What the task asks: In the listing below, find every line containing "dignitate" and copy it out.

Records to process:
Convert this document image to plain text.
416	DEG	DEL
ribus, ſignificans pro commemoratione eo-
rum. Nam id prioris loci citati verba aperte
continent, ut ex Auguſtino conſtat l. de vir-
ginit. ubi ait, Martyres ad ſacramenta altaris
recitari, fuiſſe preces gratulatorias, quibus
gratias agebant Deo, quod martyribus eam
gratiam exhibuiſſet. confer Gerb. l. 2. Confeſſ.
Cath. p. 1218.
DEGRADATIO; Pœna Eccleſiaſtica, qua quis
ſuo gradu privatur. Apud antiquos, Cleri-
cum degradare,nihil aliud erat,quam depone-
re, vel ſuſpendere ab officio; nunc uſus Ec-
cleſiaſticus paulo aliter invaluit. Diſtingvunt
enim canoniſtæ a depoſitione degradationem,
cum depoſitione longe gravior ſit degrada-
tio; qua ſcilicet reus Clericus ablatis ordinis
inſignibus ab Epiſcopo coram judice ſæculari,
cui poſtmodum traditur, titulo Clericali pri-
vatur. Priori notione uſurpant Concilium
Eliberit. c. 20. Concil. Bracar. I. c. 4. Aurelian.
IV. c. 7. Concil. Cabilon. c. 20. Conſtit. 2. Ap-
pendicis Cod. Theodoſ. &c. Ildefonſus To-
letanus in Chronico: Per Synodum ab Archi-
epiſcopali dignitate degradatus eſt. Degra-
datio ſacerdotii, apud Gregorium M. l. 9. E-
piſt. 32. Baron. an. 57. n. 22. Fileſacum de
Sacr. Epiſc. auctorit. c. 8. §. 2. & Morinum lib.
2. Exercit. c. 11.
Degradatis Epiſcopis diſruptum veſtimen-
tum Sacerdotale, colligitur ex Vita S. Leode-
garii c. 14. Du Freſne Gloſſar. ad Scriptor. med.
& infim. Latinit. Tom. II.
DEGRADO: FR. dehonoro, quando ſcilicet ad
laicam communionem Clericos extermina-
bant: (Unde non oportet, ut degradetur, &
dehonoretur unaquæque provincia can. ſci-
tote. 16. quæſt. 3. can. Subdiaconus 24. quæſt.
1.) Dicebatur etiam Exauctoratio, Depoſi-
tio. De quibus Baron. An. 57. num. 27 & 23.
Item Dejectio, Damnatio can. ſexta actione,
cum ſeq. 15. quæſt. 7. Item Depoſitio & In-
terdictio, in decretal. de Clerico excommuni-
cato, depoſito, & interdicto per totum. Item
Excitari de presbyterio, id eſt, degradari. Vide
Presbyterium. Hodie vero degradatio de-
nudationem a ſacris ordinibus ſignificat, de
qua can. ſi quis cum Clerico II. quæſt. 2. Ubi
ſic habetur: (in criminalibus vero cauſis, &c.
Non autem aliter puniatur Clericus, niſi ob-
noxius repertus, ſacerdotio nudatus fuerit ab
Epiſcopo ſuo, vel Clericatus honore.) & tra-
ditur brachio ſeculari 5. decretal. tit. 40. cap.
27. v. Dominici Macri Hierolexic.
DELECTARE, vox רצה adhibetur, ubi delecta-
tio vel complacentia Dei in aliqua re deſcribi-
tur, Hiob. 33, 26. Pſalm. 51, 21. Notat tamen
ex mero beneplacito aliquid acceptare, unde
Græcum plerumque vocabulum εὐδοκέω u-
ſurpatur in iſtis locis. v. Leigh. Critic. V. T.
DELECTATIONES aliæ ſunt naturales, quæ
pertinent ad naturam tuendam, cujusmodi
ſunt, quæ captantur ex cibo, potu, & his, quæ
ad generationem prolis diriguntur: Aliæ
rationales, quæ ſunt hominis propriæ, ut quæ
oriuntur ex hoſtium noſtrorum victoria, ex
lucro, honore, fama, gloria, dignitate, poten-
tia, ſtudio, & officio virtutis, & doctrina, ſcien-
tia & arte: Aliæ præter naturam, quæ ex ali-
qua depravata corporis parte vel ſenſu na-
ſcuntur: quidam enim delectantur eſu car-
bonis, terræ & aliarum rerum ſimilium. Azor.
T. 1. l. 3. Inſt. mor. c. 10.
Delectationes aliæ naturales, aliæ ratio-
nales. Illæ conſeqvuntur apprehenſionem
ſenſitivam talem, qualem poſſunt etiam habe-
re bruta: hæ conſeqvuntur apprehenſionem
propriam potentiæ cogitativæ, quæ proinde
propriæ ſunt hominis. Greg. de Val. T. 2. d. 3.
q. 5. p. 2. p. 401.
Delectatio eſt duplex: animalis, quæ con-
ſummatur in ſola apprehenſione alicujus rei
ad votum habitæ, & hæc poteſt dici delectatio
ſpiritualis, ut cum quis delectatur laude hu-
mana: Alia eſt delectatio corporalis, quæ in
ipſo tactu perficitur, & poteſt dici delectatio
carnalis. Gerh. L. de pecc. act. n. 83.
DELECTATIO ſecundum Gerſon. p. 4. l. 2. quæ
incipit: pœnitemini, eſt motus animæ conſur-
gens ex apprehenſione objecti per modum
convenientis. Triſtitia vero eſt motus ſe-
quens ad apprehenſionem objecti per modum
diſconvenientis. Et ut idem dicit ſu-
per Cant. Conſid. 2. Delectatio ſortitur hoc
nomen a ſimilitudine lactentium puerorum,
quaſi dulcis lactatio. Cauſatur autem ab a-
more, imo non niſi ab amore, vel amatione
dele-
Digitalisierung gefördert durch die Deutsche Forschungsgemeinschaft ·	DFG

Right answer:
epiſcopali dignitate degradatus eſt. Degra-
lucro, honore, fama, gloria, dignitate, poten-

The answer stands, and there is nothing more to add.